* _EXERCISE DETAILS_:
Exactly how many lines in the data below contain the string "this"? Give that number and nothing else.

* _EXTRACTED INFORMATION_:
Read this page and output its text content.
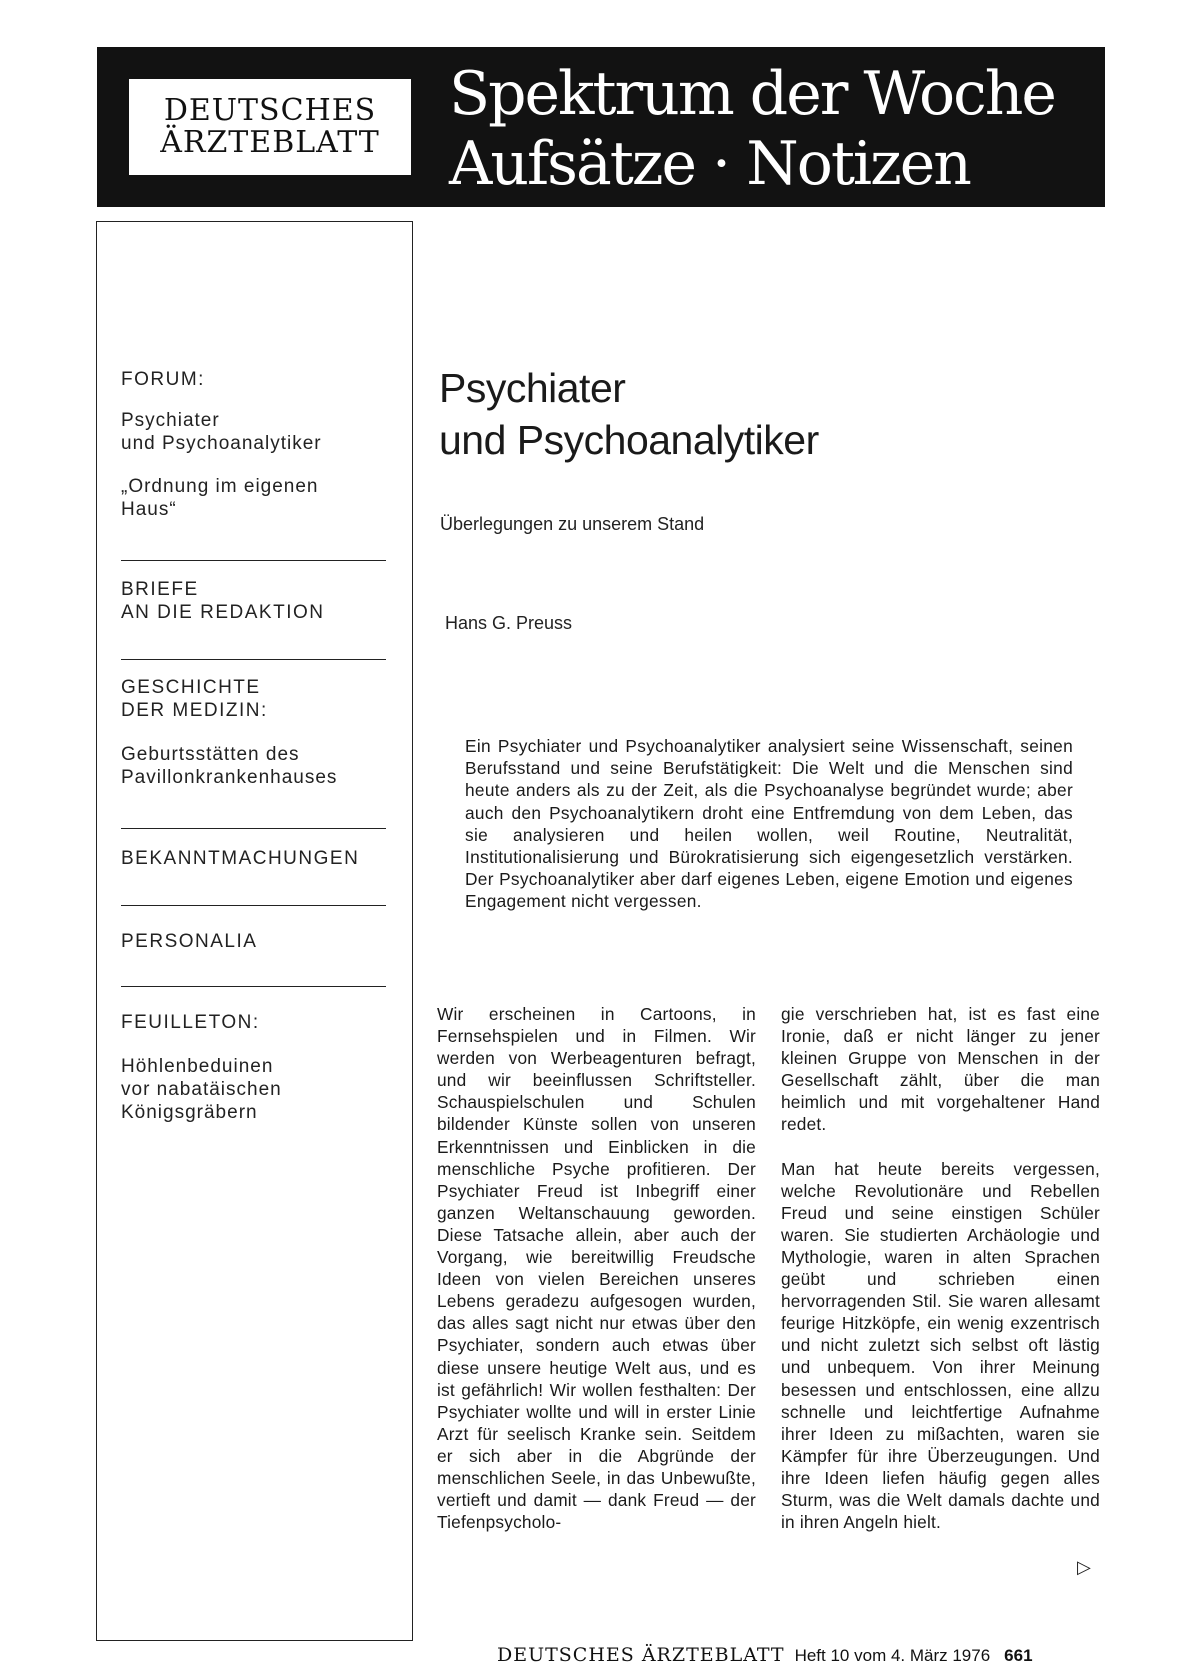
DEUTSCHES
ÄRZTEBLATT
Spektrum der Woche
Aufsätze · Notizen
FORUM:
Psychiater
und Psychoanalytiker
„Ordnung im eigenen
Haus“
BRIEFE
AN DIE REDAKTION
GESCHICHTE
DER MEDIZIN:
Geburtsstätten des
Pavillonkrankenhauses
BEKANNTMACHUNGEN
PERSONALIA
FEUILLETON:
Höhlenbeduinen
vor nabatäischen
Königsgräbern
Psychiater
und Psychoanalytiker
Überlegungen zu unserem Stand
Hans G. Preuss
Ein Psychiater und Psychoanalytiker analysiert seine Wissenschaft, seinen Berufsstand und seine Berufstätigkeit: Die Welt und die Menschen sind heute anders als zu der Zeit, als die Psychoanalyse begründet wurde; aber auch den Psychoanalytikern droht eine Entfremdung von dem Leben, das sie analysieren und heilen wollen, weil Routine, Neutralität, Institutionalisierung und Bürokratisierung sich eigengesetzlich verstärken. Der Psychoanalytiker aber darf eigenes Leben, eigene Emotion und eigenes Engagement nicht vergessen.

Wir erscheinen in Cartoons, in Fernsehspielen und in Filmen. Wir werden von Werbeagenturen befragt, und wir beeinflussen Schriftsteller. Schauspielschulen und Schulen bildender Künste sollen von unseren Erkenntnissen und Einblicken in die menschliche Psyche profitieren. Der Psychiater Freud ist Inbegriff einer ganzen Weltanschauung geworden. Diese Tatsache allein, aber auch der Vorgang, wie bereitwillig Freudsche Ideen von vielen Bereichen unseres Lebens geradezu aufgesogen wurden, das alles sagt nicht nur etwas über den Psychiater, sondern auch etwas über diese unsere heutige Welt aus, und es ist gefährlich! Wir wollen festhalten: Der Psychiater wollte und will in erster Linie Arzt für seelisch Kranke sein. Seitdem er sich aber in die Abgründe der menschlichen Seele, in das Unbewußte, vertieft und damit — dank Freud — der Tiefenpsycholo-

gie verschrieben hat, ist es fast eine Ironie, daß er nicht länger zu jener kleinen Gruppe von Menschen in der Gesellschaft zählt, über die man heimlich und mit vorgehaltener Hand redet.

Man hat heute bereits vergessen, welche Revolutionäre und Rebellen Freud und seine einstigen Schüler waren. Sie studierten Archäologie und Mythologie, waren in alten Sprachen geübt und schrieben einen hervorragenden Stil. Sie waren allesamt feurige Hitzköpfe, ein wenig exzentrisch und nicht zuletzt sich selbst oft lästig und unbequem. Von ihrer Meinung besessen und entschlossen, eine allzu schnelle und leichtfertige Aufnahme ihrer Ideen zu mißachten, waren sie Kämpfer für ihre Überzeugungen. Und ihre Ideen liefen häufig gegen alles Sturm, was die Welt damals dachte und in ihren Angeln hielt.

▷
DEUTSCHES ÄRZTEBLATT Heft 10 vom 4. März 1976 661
* * *
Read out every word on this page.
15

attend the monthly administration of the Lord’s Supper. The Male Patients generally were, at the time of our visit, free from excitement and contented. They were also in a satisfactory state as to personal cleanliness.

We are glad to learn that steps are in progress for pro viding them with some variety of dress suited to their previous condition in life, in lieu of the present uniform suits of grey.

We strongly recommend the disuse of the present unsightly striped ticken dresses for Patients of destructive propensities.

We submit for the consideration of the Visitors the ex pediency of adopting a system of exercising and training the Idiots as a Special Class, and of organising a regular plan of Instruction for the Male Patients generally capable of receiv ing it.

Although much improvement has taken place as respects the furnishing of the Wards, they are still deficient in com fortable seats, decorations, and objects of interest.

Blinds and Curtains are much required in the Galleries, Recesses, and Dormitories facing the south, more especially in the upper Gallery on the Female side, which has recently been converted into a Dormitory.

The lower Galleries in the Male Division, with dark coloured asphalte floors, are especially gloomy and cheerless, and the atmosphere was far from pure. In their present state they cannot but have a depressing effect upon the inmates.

* _TASK OUTPUT_:
2